- _REQUIREMENTS_
Extend the interview below about writing the novel Black & White, picking up after its last sentence.

- _TEXT EXTRACT_
I get annoyed by some of the books and movies that deal with racism purely as a historical issue.  “Gosh, things sure were nasty back then.  Glad that’s over.”  So it was important to me that the novel not end in the sixties, but show the same racism still going on, just in different ways.  So that meant there had to be a second generation protagonist in the present day.  And that led to the usual father and son issues, but it’s a little different here because Robert, the father, is only ten years older than me.  Michael, the son, is much younger than me.  So that changed the dynamics a good deal.

Anyway, it didn’t take long before the screen wire had enough junk in it that it started looking like a novel.

Could you talk a little more about what was happening / what you were doing / where you were in the decade or so between the publication of Say Goodbye and Black & White?

Mostly I was working on Black & White.  I did a huge amount of research, including skimming through every issue of the Carolina Times, the newspaper that was published in Hayti, between 1964 and 1970.  And I was struggling with the form of the book, and with personal issues, like an ugly divorce.

Plus, I was suffering an attack of this delusion I used to get from time to time that there was some way I could still make a living from writing.  I took time off to write a thriller screenplay called The Next that’s about—wait for it—vampire lawyers.  A natural, right?  Not according to Hollywood.  My protagonist didn’t pack enough fire power and kill enough people to be a real “hero.”

And I went through a phase where I thought I could make Black & White into the first novel of a police procedural series.  I spent a couple of years on that.  But in the end, I don’t like cops, and that proved to be a fatal handicap.

Finally, in 2004, I got laid off from my job at the same time that the screenplay washed out in Hollywood.  I sat down and thought, what would I write if I knew absolutely that it would not get published?  What would I want to write just for its own sake?  And the answer was Black & White, but in its original incarnation, as a literary suspense novel.  It took me five months to find another job, and in that period I got a good running start on a draft of the book that was close to the final form.

There was this perception that Black & White was some sort of “return,” but really, I never left.  I’m just slow.

I want to go back to something you mentioned in your last response, which I think is superb advice for all writers, published and unpublished, seasoned as well as aspiring, traditional, experimental and “popular”: “what would I write if I knew absolutely that it would not get published?  What would I want to write just for its own sake?”  Yes, write that.

If you could unmoor yourself in time and deliver some advice to the young author you were, what might it be?

Honestly, I don’t think there’s anything I could say that would help.  I already understood that I would probably need some skills that I could parlay into a day job.  I could tell myself to give up, that it wasn’t going to work out, but I wouldn’t have listened.  I can’t think of anything I could say that would lead me to anyplace but where I am.

- _RECORDED INFORMATION_

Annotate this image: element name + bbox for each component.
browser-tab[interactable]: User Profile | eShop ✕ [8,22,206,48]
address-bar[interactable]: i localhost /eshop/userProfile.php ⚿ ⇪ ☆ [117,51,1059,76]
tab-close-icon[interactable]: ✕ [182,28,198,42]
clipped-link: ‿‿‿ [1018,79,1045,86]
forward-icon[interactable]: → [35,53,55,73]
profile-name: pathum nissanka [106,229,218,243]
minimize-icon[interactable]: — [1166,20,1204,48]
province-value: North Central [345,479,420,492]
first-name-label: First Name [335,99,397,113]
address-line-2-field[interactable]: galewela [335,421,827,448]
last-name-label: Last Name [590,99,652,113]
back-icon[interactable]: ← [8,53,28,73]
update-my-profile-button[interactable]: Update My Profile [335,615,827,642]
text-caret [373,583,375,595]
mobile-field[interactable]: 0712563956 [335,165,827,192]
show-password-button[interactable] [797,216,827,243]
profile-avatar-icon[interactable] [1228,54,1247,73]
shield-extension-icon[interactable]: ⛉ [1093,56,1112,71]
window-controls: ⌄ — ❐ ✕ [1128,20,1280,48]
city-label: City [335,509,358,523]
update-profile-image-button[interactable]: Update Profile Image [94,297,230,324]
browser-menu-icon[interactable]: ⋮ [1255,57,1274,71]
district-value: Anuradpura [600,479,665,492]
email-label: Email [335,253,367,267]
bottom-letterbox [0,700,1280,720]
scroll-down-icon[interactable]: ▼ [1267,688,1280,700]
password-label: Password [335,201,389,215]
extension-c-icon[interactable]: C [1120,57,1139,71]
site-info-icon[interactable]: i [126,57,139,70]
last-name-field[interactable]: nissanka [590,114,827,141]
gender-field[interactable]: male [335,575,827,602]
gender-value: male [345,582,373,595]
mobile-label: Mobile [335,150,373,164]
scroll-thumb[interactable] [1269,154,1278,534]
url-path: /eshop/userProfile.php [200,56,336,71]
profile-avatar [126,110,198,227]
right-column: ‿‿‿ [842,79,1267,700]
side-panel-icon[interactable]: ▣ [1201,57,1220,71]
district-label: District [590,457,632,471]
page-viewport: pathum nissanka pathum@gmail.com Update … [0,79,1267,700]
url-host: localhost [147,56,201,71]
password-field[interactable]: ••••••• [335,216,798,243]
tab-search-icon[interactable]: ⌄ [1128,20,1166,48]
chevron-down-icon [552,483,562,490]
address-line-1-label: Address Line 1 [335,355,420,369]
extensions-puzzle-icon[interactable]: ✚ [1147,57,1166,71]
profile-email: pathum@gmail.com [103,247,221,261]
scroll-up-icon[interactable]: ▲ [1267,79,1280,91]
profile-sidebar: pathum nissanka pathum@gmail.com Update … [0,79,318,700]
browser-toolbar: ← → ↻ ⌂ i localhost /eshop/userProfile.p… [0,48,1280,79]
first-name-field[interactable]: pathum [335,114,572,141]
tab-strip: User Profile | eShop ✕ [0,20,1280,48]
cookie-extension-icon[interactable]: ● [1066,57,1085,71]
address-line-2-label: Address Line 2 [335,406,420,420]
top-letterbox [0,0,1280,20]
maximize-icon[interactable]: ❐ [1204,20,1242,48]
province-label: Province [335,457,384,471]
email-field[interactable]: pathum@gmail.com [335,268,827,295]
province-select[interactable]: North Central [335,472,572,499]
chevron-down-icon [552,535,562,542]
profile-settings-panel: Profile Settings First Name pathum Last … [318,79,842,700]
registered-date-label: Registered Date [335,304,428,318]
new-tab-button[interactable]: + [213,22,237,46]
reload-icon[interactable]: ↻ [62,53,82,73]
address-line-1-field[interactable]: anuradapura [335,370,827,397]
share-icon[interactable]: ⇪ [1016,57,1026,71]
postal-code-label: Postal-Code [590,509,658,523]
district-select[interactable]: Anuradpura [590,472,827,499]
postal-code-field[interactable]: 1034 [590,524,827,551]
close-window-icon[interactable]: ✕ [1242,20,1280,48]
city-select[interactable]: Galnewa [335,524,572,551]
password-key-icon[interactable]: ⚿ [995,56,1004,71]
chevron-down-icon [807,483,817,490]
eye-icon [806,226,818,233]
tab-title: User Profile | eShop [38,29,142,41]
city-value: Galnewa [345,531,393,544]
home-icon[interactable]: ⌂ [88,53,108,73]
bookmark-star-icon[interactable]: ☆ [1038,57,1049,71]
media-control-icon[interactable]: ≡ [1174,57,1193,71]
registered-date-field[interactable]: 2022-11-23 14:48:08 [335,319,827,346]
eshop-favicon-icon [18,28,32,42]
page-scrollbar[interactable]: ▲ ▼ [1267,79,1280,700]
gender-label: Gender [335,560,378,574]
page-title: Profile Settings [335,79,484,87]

- _ANSWER TO THIS EXERCISE_
As a kind of belated follow-up to the genre question… and prompted by your mention that Black & White at one time led the life of a police procedural… one of the aspects of your work that has always impressed me is that, while you are definitely a novelist of ideas, you are also not afraid to be a novelist of action as well.  (I’m thinking particularly here of Deserted Cities of the Heart.)  Things happen, there is real, external conflict, there may even be gunfire and explosions, but these elements are just meant to divert the reader until the next “meaningful” (i.e., “literary”) passage.

I don’t think of the action sequences in my books as diversions so much as physical manifestations of the ideas that are in conflict.  In Deserted Cities of the Heart, for example, you’ve got the Fighting 666th, this rogue offshoot of the US Army, you’ve got the Marxist rebels, and you’ve got Eddie as some kind of new age messiah.  How are these ideas going to work themselves out in the real world?  Not by a televised debate, that’s for sure.  If you don’t put Eddie’s ideas to the test in front of live ammo, you’re not being intellectually honest.

Likewise in Black & White, it’s well and good to talk about racism, but it says so much more to be staring down a couple of hundred guys with white hoods and axe handles.  It’s the same debate, but now we’re playing for keeps.  Now you can feel what I’m talking about, not just understand it conceptually.

In that sense, your novels feel very cinematic to me.  Have you been particularly influenced by film?

To me there’s a big difference between the kind of confrontation I was just talking about and your typical car chase in a Hollywood movie, which resolves nothing, reveals nothing, just wastes your time and leaves you right where you were before you started.

I don’t think I’m an especially visual writer.  I try to put myself in the scene, but the details I come away with are as likely to be smells or sounds or physical sensations as they are visual images.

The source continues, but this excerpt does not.